**** Exercise inputs

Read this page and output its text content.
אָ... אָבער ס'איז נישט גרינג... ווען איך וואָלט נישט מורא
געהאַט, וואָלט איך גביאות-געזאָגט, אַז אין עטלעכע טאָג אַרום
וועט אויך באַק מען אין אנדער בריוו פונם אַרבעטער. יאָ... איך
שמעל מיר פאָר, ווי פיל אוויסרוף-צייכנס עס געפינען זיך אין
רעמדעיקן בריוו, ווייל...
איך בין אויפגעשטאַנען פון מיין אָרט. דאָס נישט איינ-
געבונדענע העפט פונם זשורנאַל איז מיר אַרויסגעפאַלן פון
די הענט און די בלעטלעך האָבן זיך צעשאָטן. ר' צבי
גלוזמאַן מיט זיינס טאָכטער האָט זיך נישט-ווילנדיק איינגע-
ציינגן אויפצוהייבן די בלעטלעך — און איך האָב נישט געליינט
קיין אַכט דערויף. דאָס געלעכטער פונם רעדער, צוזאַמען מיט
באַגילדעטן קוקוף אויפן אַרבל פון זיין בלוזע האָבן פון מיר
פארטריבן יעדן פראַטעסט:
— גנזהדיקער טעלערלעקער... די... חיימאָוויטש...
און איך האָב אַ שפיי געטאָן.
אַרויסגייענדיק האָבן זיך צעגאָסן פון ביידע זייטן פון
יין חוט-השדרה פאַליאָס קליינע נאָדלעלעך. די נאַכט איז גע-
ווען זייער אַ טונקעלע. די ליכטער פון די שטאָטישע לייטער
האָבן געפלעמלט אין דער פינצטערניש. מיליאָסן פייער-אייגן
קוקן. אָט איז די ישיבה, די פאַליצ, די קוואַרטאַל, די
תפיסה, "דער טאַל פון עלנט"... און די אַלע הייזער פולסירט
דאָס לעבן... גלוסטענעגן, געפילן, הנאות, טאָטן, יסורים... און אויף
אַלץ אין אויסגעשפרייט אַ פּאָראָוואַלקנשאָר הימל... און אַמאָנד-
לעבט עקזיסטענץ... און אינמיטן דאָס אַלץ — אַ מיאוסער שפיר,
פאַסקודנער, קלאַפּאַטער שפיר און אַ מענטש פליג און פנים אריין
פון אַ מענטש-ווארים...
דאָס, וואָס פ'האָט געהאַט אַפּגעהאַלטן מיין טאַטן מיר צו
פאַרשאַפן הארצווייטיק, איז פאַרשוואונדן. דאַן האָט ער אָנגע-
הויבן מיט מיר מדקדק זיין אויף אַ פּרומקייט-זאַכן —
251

********

## To do
Determine how many lines of the data contain "פונם" and give nothing but that number.

## Exercise output
3